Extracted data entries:
· · ·
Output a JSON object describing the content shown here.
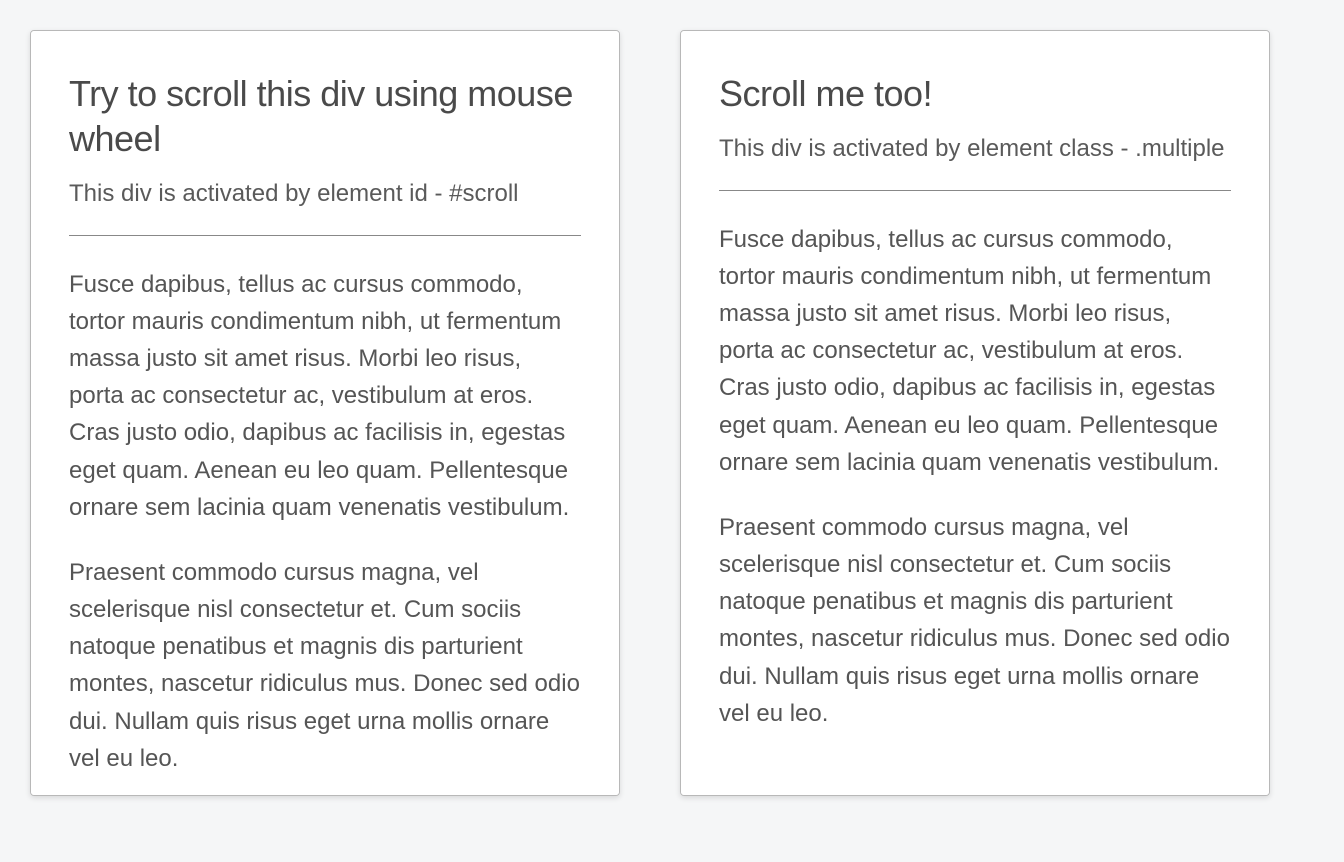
{
  "left": {
    "heading": "Try to scroll this div using mouse wheel",
    "subheading": "This div is activated by element id - #scroll",
    "para1": "Fusce dapibus, tellus ac cursus commodo, tortor mauris condimentum nibh, ut fermentum massa justo sit amet risus. Morbi leo risus, porta ac consectetur ac, vestibulum at eros. Cras justo odio, dapibus ac facilisis in, egestas eget quam. Aenean eu leo quam. Pellentesque ornare sem lacinia quam venenatis vestibulum.",
    "para2": "Praesent commodo cursus magna, vel scelerisque nisl consectetur et. Cum sociis natoque penatibus et magnis dis parturient montes, nascetur ridiculus mus. Donec sed odio dui. Nullam quis risus eget urna mollis ornare vel eu leo."
  },
  "right": {
    "heading": "Scroll me too!",
    "subheading": "This div is activated by element class - .multiple",
    "para1": "Fusce dapibus, tellus ac cursus commodo, tortor mauris condimentum nibh, ut fermentum massa justo sit amet risus. Morbi leo risus, porta ac consectetur ac, vestibulum at eros. Cras justo odio, dapibus ac facilisis in, egestas eget quam. Aenean eu leo quam. Pellentesque ornare sem lacinia quam venenatis vestibulum.",
    "para2": "Praesent commodo cursus magna, vel scelerisque nisl consectetur et. Cum sociis natoque penatibus et magnis dis parturient montes, nascetur ridiculus mus. Donec sed odio dui. Nullam quis risus eget urna mollis ornare vel eu leo."
  }
}
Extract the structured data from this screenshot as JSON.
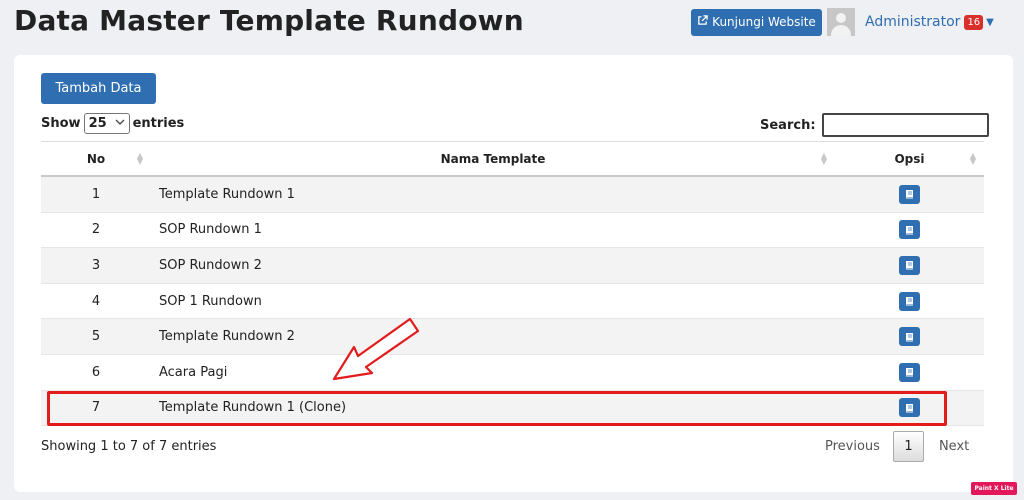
{
  "page": {
    "title": "Data Master Template Rundown"
  },
  "topbar": {
    "visit_label": "Kunjungi Website",
    "visit_icon": "external-link-icon",
    "user_name": "Administrator",
    "notif_count": "16"
  },
  "actions": {
    "add_label": "Tambah Data"
  },
  "length_control": {
    "show_label": "Show",
    "value": "25",
    "entries_label": "entries"
  },
  "search": {
    "label": "Search:",
    "value": ""
  },
  "table": {
    "headers": {
      "no": "No",
      "nama": "Nama Template",
      "opsi": "Opsi"
    },
    "rows": [
      {
        "no": "1",
        "nama": "Template Rundown 1"
      },
      {
        "no": "2",
        "nama": "SOP Rundown 1"
      },
      {
        "no": "3",
        "nama": "SOP Rundown 2"
      },
      {
        "no": "4",
        "nama": "SOP 1 Rundown"
      },
      {
        "no": "5",
        "nama": "Template Rundown 2"
      },
      {
        "no": "6",
        "nama": "Acara Pagi"
      },
      {
        "no": "7",
        "nama": "Template Rundown 1 (Clone)"
      }
    ],
    "opsi_icon": "book-icon"
  },
  "info": {
    "text": "Showing 1 to 7 of 7 entries"
  },
  "pagination": {
    "prev": "Previous",
    "current": "1",
    "next": "Next"
  },
  "watermark": {
    "text": "Paint X Lite"
  },
  "colors": {
    "primary": "#2f6fb1",
    "highlight": "#e21b1b",
    "badge": "#d9302b"
  }
}
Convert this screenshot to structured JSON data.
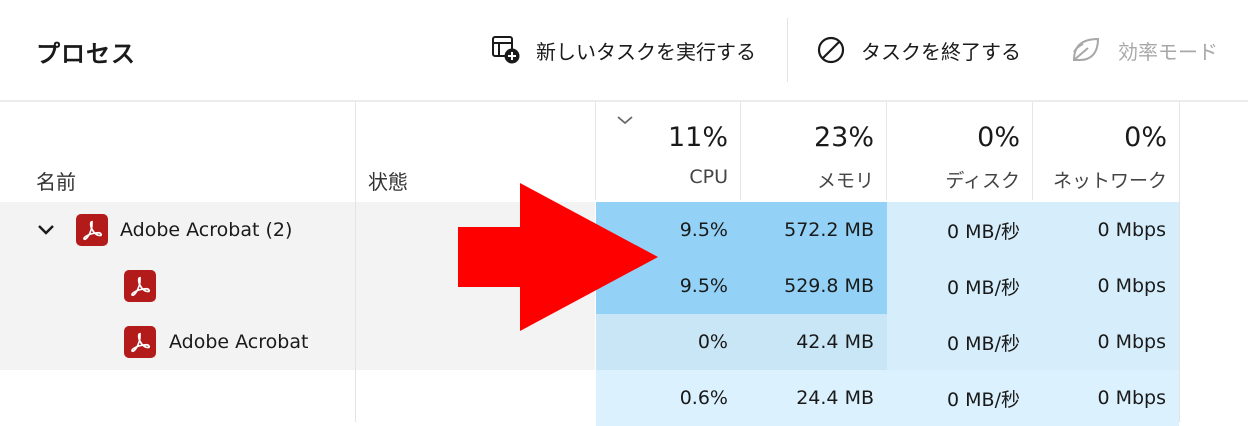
{
  "toolbar": {
    "title": "プロセス",
    "run_new_task": "新しいタスクを実行する",
    "end_task": "タスクを終了する",
    "efficiency_mode": "効率モード"
  },
  "header": {
    "name": "名前",
    "status": "状態",
    "cpu": {
      "percent": "11%",
      "label": "CPU"
    },
    "memory": {
      "percent": "23%",
      "label": "メモリ"
    },
    "disk": {
      "percent": "0%",
      "label": "ディスク"
    },
    "network": {
      "percent": "0%",
      "label": "ネットワーク"
    }
  },
  "rows": [
    {
      "name": "Adobe Acrobat (2)",
      "cpu": "9.5%",
      "memory": "572.2 MB",
      "disk": "0 MB/秒",
      "network": "0 Mbps"
    },
    {
      "name": "",
      "cpu": "9.5%",
      "memory": "529.8 MB",
      "disk": "0 MB/秒",
      "network": "0 Mbps"
    },
    {
      "name": "Adobe Acrobat",
      "cpu": "0%",
      "memory": "42.4 MB",
      "disk": "0 MB/秒",
      "network": "0 Mbps"
    },
    {
      "name": "",
      "cpu": "0.6%",
      "memory": "24.4 MB",
      "disk": "0 MB/秒",
      "network": "0 Mbps"
    }
  ],
  "colors": {
    "heat_dark": "#93d2f6",
    "heat_mid": "#c9e6f6",
    "heat_light": "#d6eefb",
    "annotation_arrow": "#ff0000",
    "acrobat_red": "#b31b1b"
  },
  "icons": [
    "run-task-icon",
    "end-task-icon",
    "efficiency-leaf-icon",
    "sort-chevron-icon",
    "expand-chevron-icon",
    "acrobat-icon",
    "red-arrow-annotation"
  ]
}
· · ·
Copy all lines from the material that hold "percent".

## TASK SOLUTION:
      "percent": "11%",
      "percent": "23%",
      "percent": "0%",
      "percent": "0%",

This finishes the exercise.